### Exercise goal
Return all of the entries word for word, but omit the pictures they contain.

Dataset rows about figures

[START]

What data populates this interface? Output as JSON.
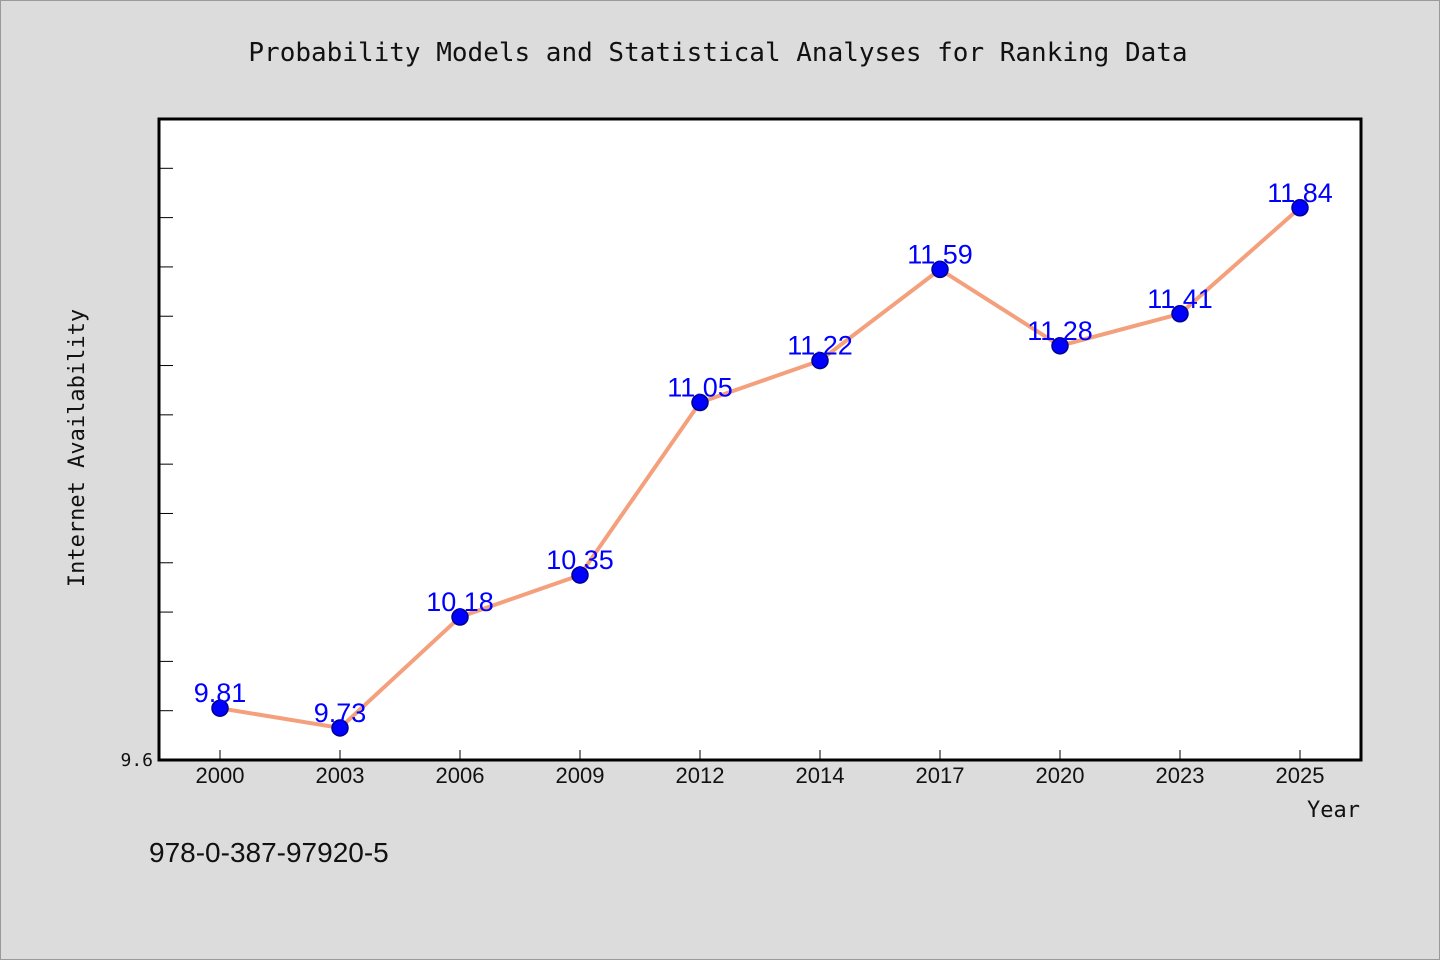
{
  "chart_data": {
    "type": "line",
    "title": "Probability Models and Statistical Analyses for Ranking Data",
    "xlabel": "Year",
    "ylabel": "Internet Availability",
    "categories": [
      "2000",
      "2003",
      "2006",
      "2009",
      "2012",
      "2014",
      "2017",
      "2020",
      "2023",
      "2025"
    ],
    "series": [
      {
        "values": [
          9.81,
          9.73,
          10.18,
          10.35,
          11.05,
          11.22,
          11.59,
          11.28,
          11.41,
          11.84
        ],
        "labels": [
          "9.81",
          "9.73",
          "10.18",
          "10.35",
          "11.05",
          "11.22",
          "11.59",
          "11.28",
          "11.41",
          "11.84"
        ]
      }
    ],
    "y_tick_labels": [
      "9.6"
    ],
    "ylim": [
      9.6,
      12.2
    ],
    "grid": false,
    "legend": "none",
    "colors": {
      "line": "#f4a07c",
      "marker": "#0000ff",
      "marker_edge": "#00008b",
      "data_label": "#0000ff",
      "plot_bg": "#ffffff",
      "figure_bg": "#dcdcdc"
    }
  },
  "annotation": {
    "isbn": "978-0-387-97920-5"
  }
}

[END]

### Result for this task
What data populates this interface? Output as JSON.
{
  "chart_data": {
    "type": "line",
    "title": "Probability Models and Statistical Analyses for Ranking Data",
    "xlabel": "Year",
    "ylabel": "Internet Availability",
    "categories": [
      "2000",
      "2003",
      "2006",
      "2009",
      "2012",
      "2014",
      "2017",
      "2020",
      "2023",
      "2025"
    ],
    "series": [
      {
        "values": [
          9.81,
          9.73,
          10.18,
          10.35,
          11.05,
          11.22,
          11.59,
          11.28,
          11.41,
          11.84
        ],
        "labels": [
          "9.81",
          "9.73",
          "10.18",
          "10.35",
          "11.05",
          "11.22",
          "11.59",
          "11.28",
          "11.41",
          "11.84"
        ]
      }
    ],
    "y_tick_labels": [
      "9.6"
    ],
    "ylim": [
      9.6,
      12.2
    ],
    "grid": false,
    "legend": "none",
    "colors": {
      "line": "#f4a07c",
      "marker": "#0000ff",
      "marker_edge": "#00008b",
      "data_label": "#0000ff",
      "plot_bg": "#ffffff",
      "figure_bg": "#dcdcdc"
    }
  },
  "annotation": {
    "isbn": "978-0-387-97920-5"
  }
}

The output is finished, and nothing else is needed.